| Brief |
Copy all the material below, exactly as it stands.

| Input for this task |
## Begin

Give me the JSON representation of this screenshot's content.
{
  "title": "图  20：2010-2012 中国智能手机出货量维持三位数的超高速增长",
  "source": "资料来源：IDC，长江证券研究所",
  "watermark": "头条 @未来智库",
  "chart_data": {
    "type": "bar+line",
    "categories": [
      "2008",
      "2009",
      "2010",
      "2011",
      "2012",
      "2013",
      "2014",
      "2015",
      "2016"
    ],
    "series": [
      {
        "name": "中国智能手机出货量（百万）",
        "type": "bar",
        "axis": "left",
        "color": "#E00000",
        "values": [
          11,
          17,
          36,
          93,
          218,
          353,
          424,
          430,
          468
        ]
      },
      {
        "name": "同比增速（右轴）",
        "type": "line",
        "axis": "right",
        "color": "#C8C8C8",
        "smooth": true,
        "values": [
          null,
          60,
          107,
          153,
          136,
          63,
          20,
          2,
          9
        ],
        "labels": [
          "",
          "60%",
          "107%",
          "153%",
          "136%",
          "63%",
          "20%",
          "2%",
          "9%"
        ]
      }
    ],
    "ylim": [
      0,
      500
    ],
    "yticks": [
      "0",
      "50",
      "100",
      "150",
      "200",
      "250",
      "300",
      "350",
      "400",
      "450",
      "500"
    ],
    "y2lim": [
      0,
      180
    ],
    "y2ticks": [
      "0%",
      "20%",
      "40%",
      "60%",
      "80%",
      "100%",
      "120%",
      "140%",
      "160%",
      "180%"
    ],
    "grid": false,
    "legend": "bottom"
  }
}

## End

| The solution |
Give me the JSON representation of this screenshot's content.
{
  "title": "图  20：2010-2012 中国智能手机出货量维持三位数的超高速增长",
  "source": "资料来源：IDC，长江证券研究所",
  "watermark": "头条 @未来智库",
  "chart_data": {
    "type": "bar+line",
    "categories": [
      "2008",
      "2009",
      "2010",
      "2011",
      "2012",
      "2013",
      "2014",
      "2015",
      "2016"
    ],
    "series": [
      {
        "name": "中国智能手机出货量（百万）",
        "type": "bar",
        "axis": "left",
        "color": "#E00000",
        "values": [
          11,
          17,
          36,
          93,
          218,
          353,
          424,
          430,
          468
        ]
      },
      {
        "name": "同比增速（右轴）",
        "type": "line",
        "axis": "right",
        "color": "#C8C8C8",
        "smooth": true,
        "values": [
          null,
          60,
          107,
          153,
          136,
          63,
          20,
          2,
          9
        ],
        "labels": [
          "",
          "60%",
          "107%",
          "153%",
          "136%",
          "63%",
          "20%",
          "2%",
          "9%"
        ]
      }
    ],
    "ylim": [
      0,
      500
    ],
    "yticks": [
      "0",
      "50",
      "100",
      "150",
      "200",
      "250",
      "300",
      "350",
      "400",
      "450",
      "500"
    ],
    "y2lim": [
      0,
      180
    ],
    "y2ticks": [
      "0%",
      "20%",
      "40%",
      "60%",
      "80%",
      "100%",
      "120%",
      "140%",
      "160%",
      "180%"
    ],
    "grid": false,
    "legend": "bottom"
  }
}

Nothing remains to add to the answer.